Task to complete: Skip every line before the one containing "Decode this image", then copy that line and the rest of the entries below exactly, through the last line.

Entries provided:
-*-*-

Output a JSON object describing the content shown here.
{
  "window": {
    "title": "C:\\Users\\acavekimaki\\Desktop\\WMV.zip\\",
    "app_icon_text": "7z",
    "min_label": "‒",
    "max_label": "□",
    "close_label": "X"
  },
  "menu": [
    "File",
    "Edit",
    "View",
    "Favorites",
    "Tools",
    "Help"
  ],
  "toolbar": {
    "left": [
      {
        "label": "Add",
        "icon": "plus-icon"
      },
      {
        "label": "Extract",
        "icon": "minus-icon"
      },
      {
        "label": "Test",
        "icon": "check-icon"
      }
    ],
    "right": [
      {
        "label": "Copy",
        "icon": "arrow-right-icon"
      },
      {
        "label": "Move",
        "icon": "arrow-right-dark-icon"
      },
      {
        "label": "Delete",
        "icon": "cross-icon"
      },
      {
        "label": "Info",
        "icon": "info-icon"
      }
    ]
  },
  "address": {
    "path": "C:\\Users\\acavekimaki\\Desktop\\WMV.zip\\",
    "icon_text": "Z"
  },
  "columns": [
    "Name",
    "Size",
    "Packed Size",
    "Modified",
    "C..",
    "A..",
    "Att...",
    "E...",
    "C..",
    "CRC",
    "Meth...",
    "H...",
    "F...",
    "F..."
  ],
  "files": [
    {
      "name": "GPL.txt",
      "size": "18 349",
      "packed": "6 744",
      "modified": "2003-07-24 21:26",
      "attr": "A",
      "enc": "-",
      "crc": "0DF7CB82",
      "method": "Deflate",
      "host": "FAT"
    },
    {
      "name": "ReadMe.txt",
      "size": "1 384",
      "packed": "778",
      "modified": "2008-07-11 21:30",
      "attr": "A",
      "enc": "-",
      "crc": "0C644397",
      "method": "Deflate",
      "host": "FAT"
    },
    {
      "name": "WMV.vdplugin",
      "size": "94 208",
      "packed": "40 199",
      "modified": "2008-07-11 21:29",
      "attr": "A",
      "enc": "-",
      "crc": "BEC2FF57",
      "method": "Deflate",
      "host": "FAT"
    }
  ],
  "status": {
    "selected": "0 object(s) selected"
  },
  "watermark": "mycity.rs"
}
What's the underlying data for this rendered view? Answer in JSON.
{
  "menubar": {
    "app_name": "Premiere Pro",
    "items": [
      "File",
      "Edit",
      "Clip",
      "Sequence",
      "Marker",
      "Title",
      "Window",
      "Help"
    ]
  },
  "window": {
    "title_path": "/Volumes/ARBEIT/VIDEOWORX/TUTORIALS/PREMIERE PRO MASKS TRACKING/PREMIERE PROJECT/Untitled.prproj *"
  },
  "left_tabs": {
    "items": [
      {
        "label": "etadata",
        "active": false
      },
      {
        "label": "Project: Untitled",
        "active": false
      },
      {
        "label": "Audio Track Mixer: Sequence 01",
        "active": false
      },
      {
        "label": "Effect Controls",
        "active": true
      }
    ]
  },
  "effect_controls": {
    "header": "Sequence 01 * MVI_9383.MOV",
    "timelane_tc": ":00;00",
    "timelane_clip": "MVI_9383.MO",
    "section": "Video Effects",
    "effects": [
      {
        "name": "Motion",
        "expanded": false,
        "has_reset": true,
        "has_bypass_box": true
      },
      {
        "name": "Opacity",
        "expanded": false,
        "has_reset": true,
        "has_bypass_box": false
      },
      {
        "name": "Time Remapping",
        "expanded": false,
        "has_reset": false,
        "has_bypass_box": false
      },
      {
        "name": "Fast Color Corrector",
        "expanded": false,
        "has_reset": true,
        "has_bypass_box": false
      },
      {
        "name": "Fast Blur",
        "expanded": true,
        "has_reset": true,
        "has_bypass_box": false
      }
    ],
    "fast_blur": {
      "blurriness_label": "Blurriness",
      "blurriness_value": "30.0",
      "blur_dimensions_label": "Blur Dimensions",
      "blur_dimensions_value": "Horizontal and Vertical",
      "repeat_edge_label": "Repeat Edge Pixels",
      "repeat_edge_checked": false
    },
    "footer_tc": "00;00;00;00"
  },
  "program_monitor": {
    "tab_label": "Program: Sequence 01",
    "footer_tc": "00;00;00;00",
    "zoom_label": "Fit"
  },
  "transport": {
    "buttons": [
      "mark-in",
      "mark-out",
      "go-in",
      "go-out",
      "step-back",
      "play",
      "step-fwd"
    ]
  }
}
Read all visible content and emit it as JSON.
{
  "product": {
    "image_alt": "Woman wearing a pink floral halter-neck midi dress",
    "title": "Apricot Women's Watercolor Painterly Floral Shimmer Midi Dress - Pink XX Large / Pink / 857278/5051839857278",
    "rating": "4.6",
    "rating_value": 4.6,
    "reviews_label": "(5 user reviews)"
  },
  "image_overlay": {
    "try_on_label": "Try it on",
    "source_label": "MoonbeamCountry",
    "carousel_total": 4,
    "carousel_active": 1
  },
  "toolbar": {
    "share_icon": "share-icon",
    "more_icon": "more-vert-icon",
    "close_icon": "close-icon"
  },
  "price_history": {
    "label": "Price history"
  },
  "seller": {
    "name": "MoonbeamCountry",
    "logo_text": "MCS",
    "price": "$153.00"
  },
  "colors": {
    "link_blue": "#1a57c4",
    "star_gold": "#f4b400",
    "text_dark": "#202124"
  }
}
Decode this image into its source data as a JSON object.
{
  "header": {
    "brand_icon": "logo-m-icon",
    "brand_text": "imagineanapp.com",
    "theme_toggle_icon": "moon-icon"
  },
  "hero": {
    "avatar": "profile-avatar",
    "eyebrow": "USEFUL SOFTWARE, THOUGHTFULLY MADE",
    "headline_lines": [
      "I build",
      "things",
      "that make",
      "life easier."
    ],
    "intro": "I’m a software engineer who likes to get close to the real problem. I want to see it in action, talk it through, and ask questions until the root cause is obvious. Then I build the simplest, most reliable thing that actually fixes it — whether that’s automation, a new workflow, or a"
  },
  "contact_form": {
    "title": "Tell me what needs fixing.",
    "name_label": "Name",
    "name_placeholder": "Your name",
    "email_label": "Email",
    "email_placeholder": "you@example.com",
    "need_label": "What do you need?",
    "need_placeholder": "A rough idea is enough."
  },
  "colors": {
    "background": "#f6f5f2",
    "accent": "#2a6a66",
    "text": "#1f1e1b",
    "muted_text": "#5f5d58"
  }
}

-*-*-

Response to the exercise:
Decode this image into its source data as a JSON object.
{
  "header": {
    "brand_icon": "logo-m-icon",
    "brand_text": "imagineanapp.com",
    "theme_toggle_icon": "moon-icon"
  },
  "hero": {
    "avatar": "profile-avatar",
    "eyebrow": "USEFUL SOFTWARE, THOUGHTFULLY MADE",
    "headline_lines": [
      "I build",
      "things",
      "that make",
      "life easier."
    ],
    "intro": "I’m a software engineer who likes to get close to the real problem. I want to see it in action, talk it through, and ask questions until the root cause is obvious. Then I build the simplest, most reliable thing that actually fixes it — whether that’s automation, a new workflow, or a"
  },
  "contact_form": {
    "title": "Tell me what needs fixing.",
    "name_label": "Name",
    "name_placeholder": "Your name",
    "email_label": "Email",
    "email_placeholder": "you@example.com",
    "need_label": "What do you need?",
    "need_placeholder": "A rough idea is enough."
  },
  "colors": {
    "background": "#f6f5f2",
    "accent": "#2a6a66",
    "text": "#1f1e1b",
    "muted_text": "#5f5d58"
  }
}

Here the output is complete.